Output the data below in full, character for character.

[Dataset items]
---*---

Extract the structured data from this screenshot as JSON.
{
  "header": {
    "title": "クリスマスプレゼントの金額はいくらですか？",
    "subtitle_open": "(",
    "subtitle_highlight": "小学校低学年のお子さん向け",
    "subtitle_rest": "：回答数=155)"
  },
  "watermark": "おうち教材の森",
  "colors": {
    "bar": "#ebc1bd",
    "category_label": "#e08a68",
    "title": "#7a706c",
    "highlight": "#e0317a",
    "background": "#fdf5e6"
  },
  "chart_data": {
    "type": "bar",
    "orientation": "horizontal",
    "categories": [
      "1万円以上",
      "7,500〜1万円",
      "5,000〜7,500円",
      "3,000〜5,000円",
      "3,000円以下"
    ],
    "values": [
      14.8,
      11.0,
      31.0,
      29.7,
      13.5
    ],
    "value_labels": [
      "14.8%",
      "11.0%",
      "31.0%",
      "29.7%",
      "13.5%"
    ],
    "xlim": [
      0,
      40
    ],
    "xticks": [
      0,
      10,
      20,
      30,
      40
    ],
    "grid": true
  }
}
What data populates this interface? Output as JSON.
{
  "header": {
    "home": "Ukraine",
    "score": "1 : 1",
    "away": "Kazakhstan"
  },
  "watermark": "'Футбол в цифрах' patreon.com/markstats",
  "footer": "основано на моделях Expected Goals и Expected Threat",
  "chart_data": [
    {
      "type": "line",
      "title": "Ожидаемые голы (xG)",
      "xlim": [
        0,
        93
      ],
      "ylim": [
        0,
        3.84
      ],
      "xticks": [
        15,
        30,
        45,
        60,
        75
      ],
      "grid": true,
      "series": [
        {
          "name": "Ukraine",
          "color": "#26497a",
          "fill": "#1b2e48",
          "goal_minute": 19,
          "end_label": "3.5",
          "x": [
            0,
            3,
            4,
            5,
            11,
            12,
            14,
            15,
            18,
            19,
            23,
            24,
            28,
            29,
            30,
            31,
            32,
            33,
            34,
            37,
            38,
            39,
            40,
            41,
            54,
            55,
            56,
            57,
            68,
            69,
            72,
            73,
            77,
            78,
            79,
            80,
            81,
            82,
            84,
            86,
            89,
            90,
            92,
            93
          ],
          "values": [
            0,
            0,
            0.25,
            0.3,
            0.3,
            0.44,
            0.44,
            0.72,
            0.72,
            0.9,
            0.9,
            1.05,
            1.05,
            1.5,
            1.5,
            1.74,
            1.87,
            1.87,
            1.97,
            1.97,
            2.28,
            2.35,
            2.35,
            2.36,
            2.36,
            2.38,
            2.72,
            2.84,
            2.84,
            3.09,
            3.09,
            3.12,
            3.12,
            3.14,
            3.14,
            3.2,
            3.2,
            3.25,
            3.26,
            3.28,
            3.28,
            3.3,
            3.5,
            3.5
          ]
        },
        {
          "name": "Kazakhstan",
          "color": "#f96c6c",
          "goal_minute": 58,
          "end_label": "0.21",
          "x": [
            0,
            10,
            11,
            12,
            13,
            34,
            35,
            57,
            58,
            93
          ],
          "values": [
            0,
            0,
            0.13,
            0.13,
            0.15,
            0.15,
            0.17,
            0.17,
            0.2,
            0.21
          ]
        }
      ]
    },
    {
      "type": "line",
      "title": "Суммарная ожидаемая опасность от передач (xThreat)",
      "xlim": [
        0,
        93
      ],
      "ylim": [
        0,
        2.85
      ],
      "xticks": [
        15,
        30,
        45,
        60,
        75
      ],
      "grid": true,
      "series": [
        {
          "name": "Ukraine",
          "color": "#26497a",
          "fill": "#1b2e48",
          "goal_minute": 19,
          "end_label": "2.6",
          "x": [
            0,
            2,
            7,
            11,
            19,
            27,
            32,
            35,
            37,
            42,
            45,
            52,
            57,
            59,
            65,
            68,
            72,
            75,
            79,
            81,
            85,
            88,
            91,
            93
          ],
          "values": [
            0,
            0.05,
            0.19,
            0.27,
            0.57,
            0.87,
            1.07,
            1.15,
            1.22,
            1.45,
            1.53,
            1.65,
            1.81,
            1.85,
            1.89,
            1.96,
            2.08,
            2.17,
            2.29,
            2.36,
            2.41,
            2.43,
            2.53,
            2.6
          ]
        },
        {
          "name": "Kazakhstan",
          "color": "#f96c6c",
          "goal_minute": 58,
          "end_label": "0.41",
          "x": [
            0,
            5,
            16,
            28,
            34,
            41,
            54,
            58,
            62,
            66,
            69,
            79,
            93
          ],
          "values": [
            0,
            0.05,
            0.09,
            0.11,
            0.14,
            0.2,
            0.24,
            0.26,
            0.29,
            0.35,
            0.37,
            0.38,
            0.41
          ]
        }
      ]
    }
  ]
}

---*---

#### RESPONSE TO THE TASK:
Extract the structured data from this screenshot as JSON.
{
  "header": {
    "title": "クリスマスプレゼントの金額はいくらですか？",
    "subtitle_open": "(",
    "subtitle_highlight": "小学校低学年のお子さん向け",
    "subtitle_rest": "：回答数=155)"
  },
  "watermark": "おうち教材の森",
  "colors": {
    "bar": "#ebc1bd",
    "category_label": "#e08a68",
    "title": "#7a706c",
    "highlight": "#e0317a",
    "background": "#fdf5e6"
  },
  "chart_data": {
    "type": "bar",
    "orientation": "horizontal",
    "categories": [
      "1万円以上",
      "7,500〜1万円",
      "5,000〜7,500円",
      "3,000〜5,000円",
      "3,000円以下"
    ],
    "values": [
      14.8,
      11.0,
      31.0,
      29.7,
      13.5
    ],
    "value_labels": [
      "14.8%",
      "11.0%",
      "31.0%",
      "29.7%",
      "13.5%"
    ],
    "xlim": [
      0,
      40
    ],
    "xticks": [
      0,
      10,
      20,
      30,
      40
    ],
    "grid": true
  }
}
What data populates this interface? Output as JSON.
{
  "header": {
    "home": "Ukraine",
    "score": "1 : 1",
    "away": "Kazakhstan"
  },
  "watermark": "'Футбол в цифрах' patreon.com/markstats",
  "footer": "основано на моделях Expected Goals и Expected Threat",
  "chart_data": [
    {
      "type": "line",
      "title": "Ожидаемые голы (xG)",
      "xlim": [
        0,
        93
      ],
      "ylim": [
        0,
        3.84
      ],
      "xticks": [
        15,
        30,
        45,
        60,
        75
      ],
      "grid": true,
      "series": [
        {
          "name": "Ukraine",
          "color": "#26497a",
          "fill": "#1b2e48",
          "goal_minute": 19,
          "end_label": "3.5",
          "x": [
            0,
            3,
            4,
            5,
            11,
            12,
            14,
            15,
            18,
            19,
            23,
            24,
            28,
            29,
            30,
            31,
            32,
            33,
            34,
            37,
            38,
            39,
            40,
            41,
            54,
            55,
            56,
            57,
            68,
            69,
            72,
            73,
            77,
            78,
            79,
            80,
            81,
            82,
            84,
            86,
            89,
            90,
            92,
            93
          ],
          "values": [
            0,
            0,
            0.25,
            0.3,
            0.3,
            0.44,
            0.44,
            0.72,
            0.72,
            0.9,
            0.9,
            1.05,
            1.05,
            1.5,
            1.5,
            1.74,
            1.87,
            1.87,
            1.97,
            1.97,
            2.28,
            2.35,
            2.35,
            2.36,
            2.36,
            2.38,
            2.72,
            2.84,
            2.84,
            3.09,
            3.09,
            3.12,
            3.12,
            3.14,
            3.14,
            3.2,
            3.2,
            3.25,
            3.26,
            3.28,
            3.28,
            3.3,
            3.5,
            3.5
          ]
        },
        {
          "name": "Kazakhstan",
          "color": "#f96c6c",
          "goal_minute": 58,
          "end_label": "0.21",
          "x": [
            0,
            10,
            11,
            12,
            13,
            34,
            35,
            57,
            58,
            93
          ],
          "values": [
            0,
            0,
            0.13,
            0.13,
            0.15,
            0.15,
            0.17,
            0.17,
            0.2,
            0.21
          ]
        }
      ]
    },
    {
      "type": "line",
      "title": "Суммарная ожидаемая опасность от передач (xThreat)",
      "xlim": [
        0,
        93
      ],
      "ylim": [
        0,
        2.85
      ],
      "xticks": [
        15,
        30,
        45,
        60,
        75
      ],
      "grid": true,
      "series": [
        {
          "name": "Ukraine",
          "color": "#26497a",
          "fill": "#1b2e48",
          "goal_minute": 19,
          "end_label": "2.6",
          "x": [
            0,
            2,
            7,
            11,
            19,
            27,
            32,
            35,
            37,
            42,
            45,
            52,
            57,
            59,
            65,
            68,
            72,
            75,
            79,
            81,
            85,
            88,
            91,
            93
          ],
          "values": [
            0,
            0.05,
            0.19,
            0.27,
            0.57,
            0.87,
            1.07,
            1.15,
            1.22,
            1.45,
            1.53,
            1.65,
            1.81,
            1.85,
            1.89,
            1.96,
            2.08,
            2.17,
            2.29,
            2.36,
            2.41,
            2.43,
            2.53,
            2.6
          ]
        },
        {
          "name": "Kazakhstan",
          "color": "#f96c6c",
          "goal_minute": 58,
          "end_label": "0.41",
          "x": [
            0,
            5,
            16,
            28,
            34,
            41,
            54,
            58,
            62,
            66,
            69,
            79,
            93
          ],
          "values": [
            0,
            0.05,
            0.09,
            0.11,
            0.14,
            0.2,
            0.24,
            0.26,
            0.29,
            0.35,
            0.37,
            0.38,
            0.41
          ]
        }
      ]
    }
  ]
}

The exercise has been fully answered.